◆ REQUEST
Tally every line featuring "screenshot", then give that tally alone.

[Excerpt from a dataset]
-- start --

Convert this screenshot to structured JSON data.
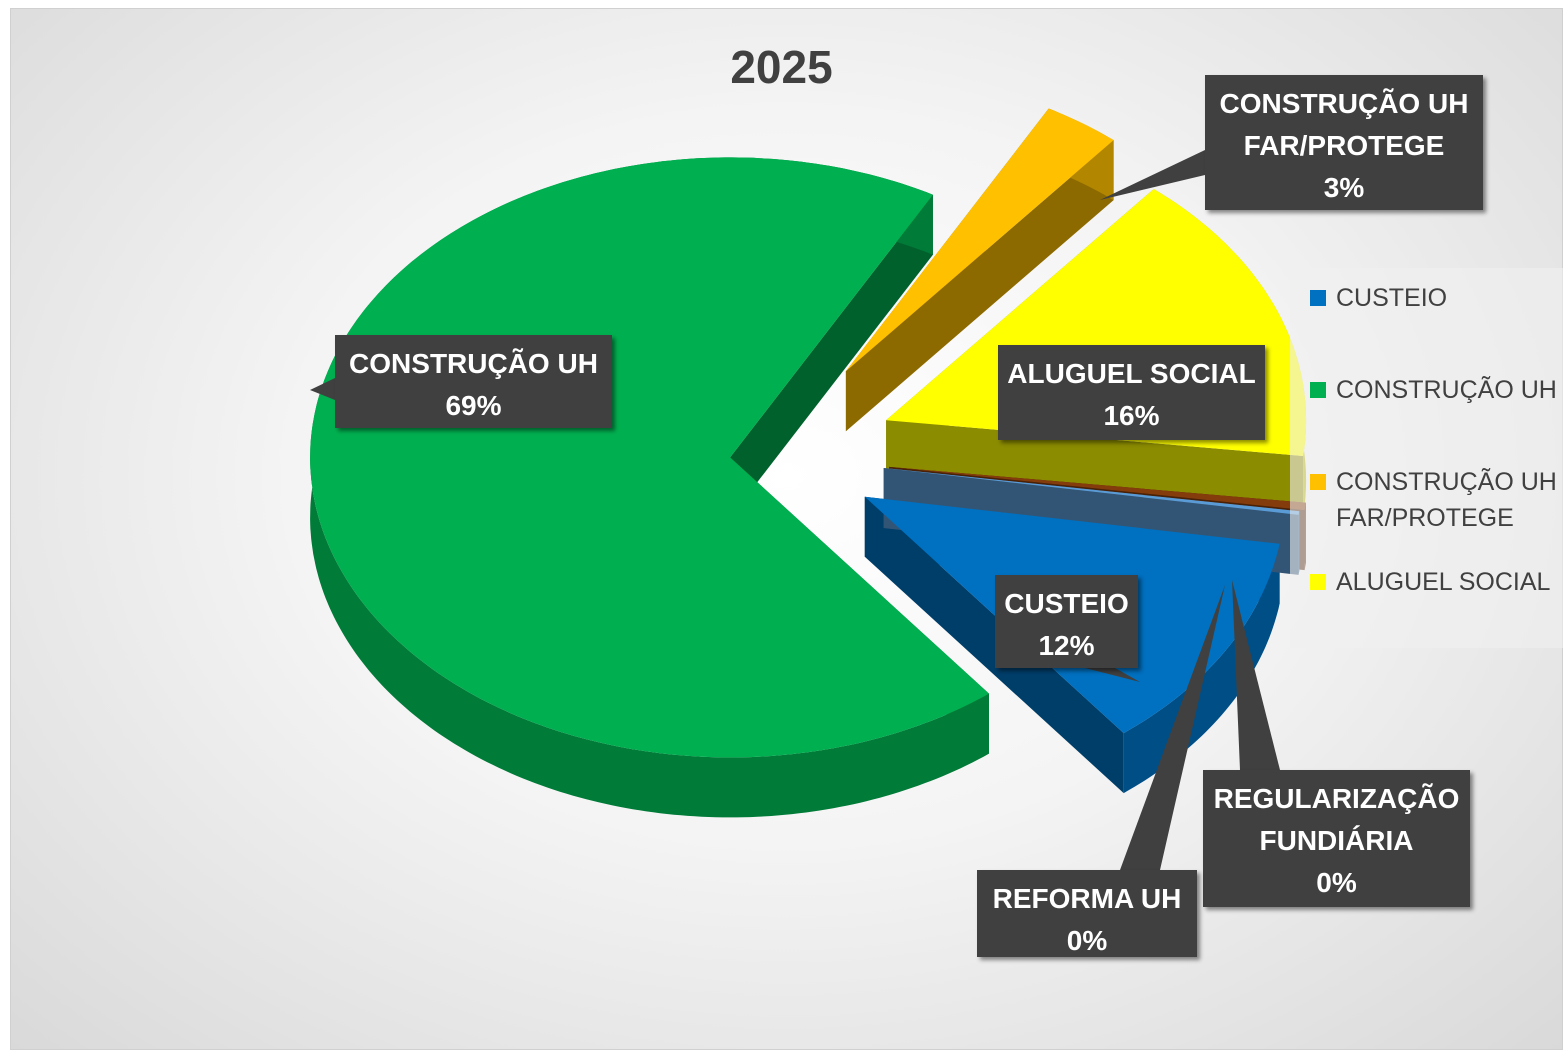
{
  "chart_data": {
    "type": "pie",
    "title": "2025",
    "categories": [
      "CUSTEIO",
      "CONSTRUÇÃO UH",
      "CONSTRUÇÃO UH FAR/PROTEGE",
      "ALUGUEL SOCIAL",
      "REGULARIZAÇÃO FUNDIÁRIA",
      "REFORMA UH"
    ],
    "values": [
      12,
      69,
      3,
      16,
      0.4,
      0.2
    ],
    "value_labels": [
      "12%",
      "69%",
      "3%",
      "16%",
      "0%",
      "0%"
    ],
    "colors": [
      "#0070c0",
      "#00b050",
      "#ffc000",
      "#ffff00",
      "#843c0c",
      "#5b9bd5"
    ],
    "legend": "right"
  }
}
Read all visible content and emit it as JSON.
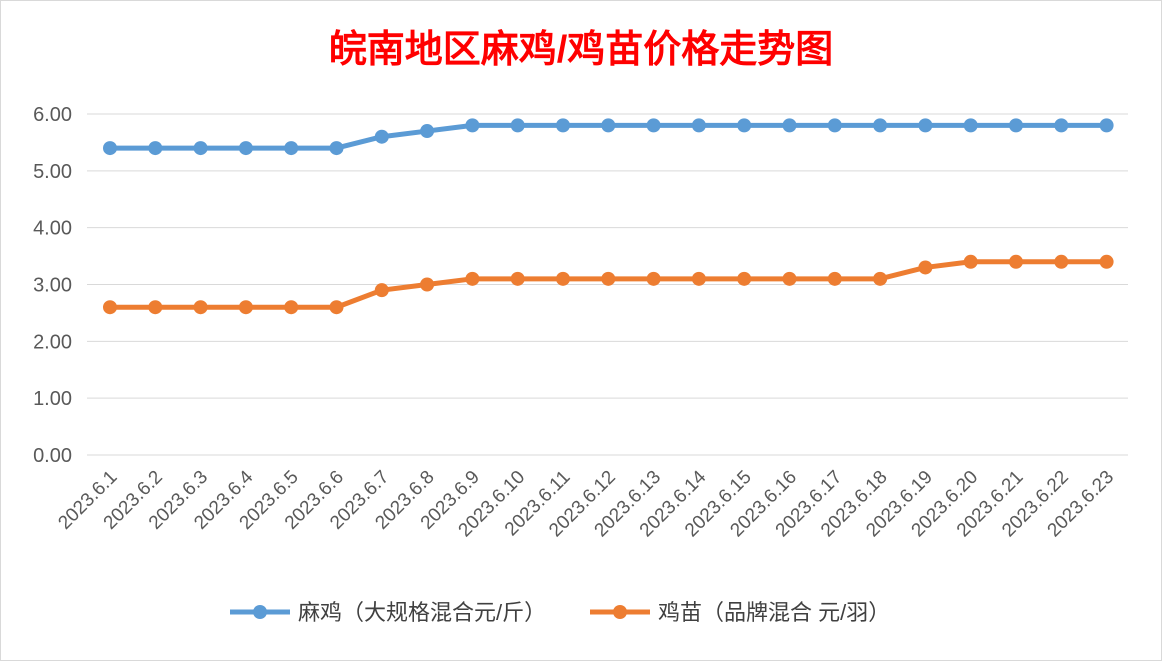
{
  "chart_data": {
    "type": "line",
    "title": "皖南地区麻鸡/鸡苗价格走势图",
    "title_color": "#FF0000",
    "categories": [
      "2023.6.1",
      "2023.6.2",
      "2023.6.3",
      "2023.6.4",
      "2023.6.5",
      "2023.6.6",
      "2023.6.7",
      "2023.6.8",
      "2023.6.9",
      "2023.6.10",
      "2023.6.11",
      "2023.6.12",
      "2023.6.13",
      "2023.6.14",
      "2023.6.15",
      "2023.6.16",
      "2023.6.17",
      "2023.6.18",
      "2023.6.19",
      "2023.6.20",
      "2023.6.21",
      "2023.6.22",
      "2023.6.23"
    ],
    "y_ticks": [
      "0.00",
      "1.00",
      "2.00",
      "3.00",
      "4.00",
      "5.00",
      "6.00"
    ],
    "ylim": [
      0,
      6
    ],
    "grid": true,
    "legend_position": "bottom",
    "series": [
      {
        "name": "麻鸡（大规格混合元/斤）",
        "color": "#5B9BD5",
        "values": [
          5.4,
          5.4,
          5.4,
          5.4,
          5.4,
          5.4,
          5.6,
          5.7,
          5.8,
          5.8,
          5.8,
          5.8,
          5.8,
          5.8,
          5.8,
          5.8,
          5.8,
          5.8,
          5.8,
          5.8,
          5.8,
          5.8,
          5.8
        ]
      },
      {
        "name": "鸡苗（品牌混合 元/羽）",
        "color": "#ED7D31",
        "values": [
          2.6,
          2.6,
          2.6,
          2.6,
          2.6,
          2.6,
          2.9,
          3.0,
          3.1,
          3.1,
          3.1,
          3.1,
          3.1,
          3.1,
          3.1,
          3.1,
          3.1,
          3.1,
          3.3,
          3.4,
          3.4,
          3.4,
          3.4
        ]
      }
    ]
  }
}
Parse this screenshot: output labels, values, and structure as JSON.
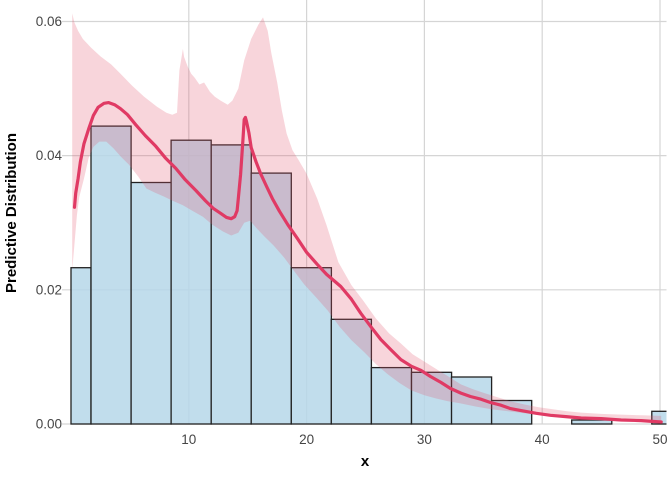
{
  "figure": {
    "xlabel": "x",
    "ylabel": "Predictive Distribution"
  },
  "colors": {
    "background": "#ffffff",
    "gridline": "#d5d5d5",
    "bar_fill": "rgba(182,215,233,0.85)",
    "bar_stroke": "#222222",
    "ribbon_fill": "rgba(229,88,110,0.25)",
    "line": "#e03a64",
    "tick_label": "#454545",
    "axis_title": "#000000"
  },
  "chart_data": {
    "type": "bar",
    "subtype": "histogram-with-density-line-and-ribbon",
    "title": "",
    "xlabel": "x",
    "ylabel": "Predictive Distribution",
    "xlim": [
      0,
      50.55
    ],
    "ylim": [
      0,
      0.0632
    ],
    "grid": "major-only",
    "legend": "none",
    "x_ticks": {
      "values": [
        10,
        20,
        30,
        40,
        50
      ],
      "labels": [
        "10",
        "20",
        "30",
        "40",
        "50"
      ]
    },
    "y_ticks": {
      "values": [
        0,
        0.02,
        0.04,
        0.06
      ],
      "labels": [
        "0.00",
        "0.02",
        "0.04",
        "0.06"
      ]
    },
    "histogram": {
      "bin_edges": [
        0,
        1.7,
        5.1,
        8.5,
        11.9,
        15.3,
        18.7,
        22.1,
        25.5,
        28.9,
        32.3,
        35.7,
        39.1,
        42.5,
        45.9,
        49.3,
        52.7
      ],
      "densities": [
        0.0233,
        0.0444,
        0.036,
        0.0423,
        0.0416,
        0.0374,
        0.0233,
        0.0156,
        0.0084,
        0.0077,
        0.007,
        0.0035,
        0,
        0.0006,
        0,
        0.0019
      ],
      "last_bin_clipped_at_panel_edge": true
    },
    "predictive_line": {
      "points": [
        [
          0.3,
          0.0323
        ],
        [
          0.4,
          0.0344
        ],
        [
          0.6,
          0.0366
        ],
        [
          0.8,
          0.0391
        ],
        [
          1.1,
          0.0418
        ],
        [
          1.5,
          0.044
        ],
        [
          1.9,
          0.046
        ],
        [
          2.3,
          0.0472
        ],
        [
          2.8,
          0.0478
        ],
        [
          3.2,
          0.0479
        ],
        [
          3.7,
          0.0476
        ],
        [
          4.2,
          0.047
        ],
        [
          4.8,
          0.0461
        ],
        [
          5.5,
          0.0446
        ],
        [
          6.3,
          0.043
        ],
        [
          7.2,
          0.0414
        ],
        [
          8.0,
          0.0397
        ],
        [
          8.9,
          0.0381
        ],
        [
          9.7,
          0.0364
        ],
        [
          10.6,
          0.0348
        ],
        [
          11.4,
          0.0333
        ],
        [
          12.1,
          0.0321
        ],
        [
          12.7,
          0.0314
        ],
        [
          13.2,
          0.0308
        ],
        [
          13.6,
          0.0306
        ],
        [
          13.9,
          0.0309
        ],
        [
          14.1,
          0.0318
        ],
        [
          14.2,
          0.0336
        ],
        [
          14.4,
          0.0372
        ],
        [
          14.6,
          0.0425
        ],
        [
          14.7,
          0.0454
        ],
        [
          14.8,
          0.0457
        ],
        [
          14.9,
          0.0451
        ],
        [
          15.1,
          0.0434
        ],
        [
          15.3,
          0.0412
        ],
        [
          15.7,
          0.0391
        ],
        [
          16.1,
          0.0373
        ],
        [
          16.6,
          0.0354
        ],
        [
          17.1,
          0.0336
        ],
        [
          17.7,
          0.0317
        ],
        [
          18.4,
          0.0297
        ],
        [
          19.2,
          0.0277
        ],
        [
          20.0,
          0.0256
        ],
        [
          20.9,
          0.0238
        ],
        [
          21.7,
          0.0223
        ],
        [
          22.9,
          0.0205
        ],
        [
          23.8,
          0.0186
        ],
        [
          24.6,
          0.0165
        ],
        [
          25.5,
          0.0144
        ],
        [
          26.3,
          0.0126
        ],
        [
          27.2,
          0.011
        ],
        [
          28.0,
          0.0096
        ],
        [
          28.9,
          0.0086
        ],
        [
          29.7,
          0.008
        ],
        [
          30.5,
          0.0071
        ],
        [
          31.4,
          0.0062
        ],
        [
          32.2,
          0.0053
        ],
        [
          33.1,
          0.0046
        ],
        [
          33.9,
          0.0041
        ],
        [
          34.8,
          0.0037
        ],
        [
          35.6,
          0.0032
        ],
        [
          36.5,
          0.0028
        ],
        [
          37.3,
          0.0023
        ],
        [
          38.2,
          0.002
        ],
        [
          39.5,
          0.0016
        ],
        [
          40.7,
          0.0013
        ],
        [
          42.0,
          0.0011
        ],
        [
          43.3,
          0.0009
        ],
        [
          45.0,
          0.0008
        ],
        [
          46.7,
          0.0006
        ],
        [
          48.4,
          0.0005
        ],
        [
          50.1,
          0.0003
        ]
      ]
    },
    "ribbon": {
      "upper": [
        [
          0.1,
          0.0612
        ],
        [
          0.3,
          0.0598
        ],
        [
          0.6,
          0.0586
        ],
        [
          1.0,
          0.0574
        ],
        [
          1.7,
          0.0561
        ],
        [
          2.5,
          0.0548
        ],
        [
          3.4,
          0.0536
        ],
        [
          4.2,
          0.0522
        ],
        [
          5.2,
          0.0504
        ],
        [
          6.2,
          0.0488
        ],
        [
          7.3,
          0.0473
        ],
        [
          8.1,
          0.0464
        ],
        [
          8.6,
          0.0461
        ],
        [
          9.0,
          0.0464
        ],
        [
          9.2,
          0.0527
        ],
        [
          9.5,
          0.0559
        ],
        [
          9.6,
          0.0547
        ],
        [
          9.9,
          0.0533
        ],
        [
          10.2,
          0.0522
        ],
        [
          10.5,
          0.0516
        ],
        [
          10.9,
          0.0506
        ],
        [
          11.3,
          0.0509
        ],
        [
          11.8,
          0.0495
        ],
        [
          12.2,
          0.0488
        ],
        [
          12.7,
          0.0482
        ],
        [
          13.3,
          0.0476
        ],
        [
          13.7,
          0.0482
        ],
        [
          14.2,
          0.05
        ],
        [
          14.7,
          0.0542
        ],
        [
          15.3,
          0.0574
        ],
        [
          15.9,
          0.0595
        ],
        [
          16.3,
          0.0606
        ],
        [
          16.7,
          0.0586
        ],
        [
          17.0,
          0.0553
        ],
        [
          17.5,
          0.0509
        ],
        [
          17.9,
          0.0467
        ],
        [
          18.3,
          0.0433
        ],
        [
          18.8,
          0.0408
        ],
        [
          19.3,
          0.0394
        ],
        [
          20.0,
          0.0373
        ],
        [
          20.9,
          0.0336
        ],
        [
          21.7,
          0.0296
        ],
        [
          22.7,
          0.0241
        ],
        [
          23.8,
          0.0207
        ],
        [
          24.8,
          0.0184
        ],
        [
          25.9,
          0.0157
        ],
        [
          27.0,
          0.0135
        ],
        [
          28.0,
          0.012
        ],
        [
          29.0,
          0.0104
        ],
        [
          30.0,
          0.0093
        ],
        [
          31.1,
          0.0081
        ],
        [
          32.1,
          0.007
        ],
        [
          33.1,
          0.0059
        ],
        [
          34.1,
          0.0052
        ],
        [
          35.1,
          0.0046
        ],
        [
          36.2,
          0.004
        ],
        [
          37.3,
          0.0034
        ],
        [
          38.5,
          0.0029
        ],
        [
          39.7,
          0.0025
        ],
        [
          40.9,
          0.0022
        ],
        [
          42.1,
          0.0019
        ],
        [
          43.3,
          0.0017
        ],
        [
          45.0,
          0.0015
        ],
        [
          46.7,
          0.0014
        ],
        [
          48.4,
          0.0013
        ],
        [
          50.1,
          0.0012
        ]
      ],
      "lower": [
        [
          0.1,
          0.0229
        ],
        [
          0.3,
          0.0269
        ],
        [
          0.5,
          0.0311
        ],
        [
          0.7,
          0.0338
        ],
        [
          1.1,
          0.0366
        ],
        [
          1.5,
          0.0397
        ],
        [
          1.9,
          0.0413
        ],
        [
          2.4,
          0.0421
        ],
        [
          3.0,
          0.0421
        ],
        [
          3.6,
          0.0411
        ],
        [
          4.2,
          0.0399
        ],
        [
          4.9,
          0.0387
        ],
        [
          5.7,
          0.0369
        ],
        [
          6.4,
          0.0351
        ],
        [
          7.1,
          0.0345
        ],
        [
          7.9,
          0.0339
        ],
        [
          8.6,
          0.0333
        ],
        [
          9.5,
          0.0326
        ],
        [
          10.3,
          0.0318
        ],
        [
          11.2,
          0.0309
        ],
        [
          12.0,
          0.0297
        ],
        [
          12.9,
          0.0287
        ],
        [
          13.6,
          0.0281
        ],
        [
          14.2,
          0.0285
        ],
        [
          14.7,
          0.03
        ],
        [
          15.2,
          0.0303
        ],
        [
          15.8,
          0.0291
        ],
        [
          16.4,
          0.028
        ],
        [
          17.2,
          0.0266
        ],
        [
          18.1,
          0.0248
        ],
        [
          18.9,
          0.0229
        ],
        [
          19.8,
          0.0208
        ],
        [
          20.8,
          0.0189
        ],
        [
          21.8,
          0.0169
        ],
        [
          22.8,
          0.0145
        ],
        [
          23.8,
          0.0125
        ],
        [
          24.9,
          0.0107
        ],
        [
          25.9,
          0.0089
        ],
        [
          26.9,
          0.0074
        ],
        [
          27.9,
          0.0061
        ],
        [
          28.9,
          0.005
        ],
        [
          30.0,
          0.0043
        ],
        [
          31.0,
          0.0038
        ],
        [
          32.0,
          0.0034
        ],
        [
          33.0,
          0.0031
        ],
        [
          34.4,
          0.0026
        ],
        [
          35.7,
          0.0022
        ],
        [
          37.1,
          0.0019
        ],
        [
          38.5,
          0.0016
        ],
        [
          39.8,
          0.0014
        ],
        [
          41.2,
          0.0011
        ],
        [
          42.9,
          0.0009
        ],
        [
          44.6,
          0.0007
        ],
        [
          46.3,
          0.00055
        ],
        [
          48.0,
          0.0004
        ],
        [
          50.1,
          0.00025
        ]
      ]
    }
  }
}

-- end --

◆ SOLUTION BELOW
2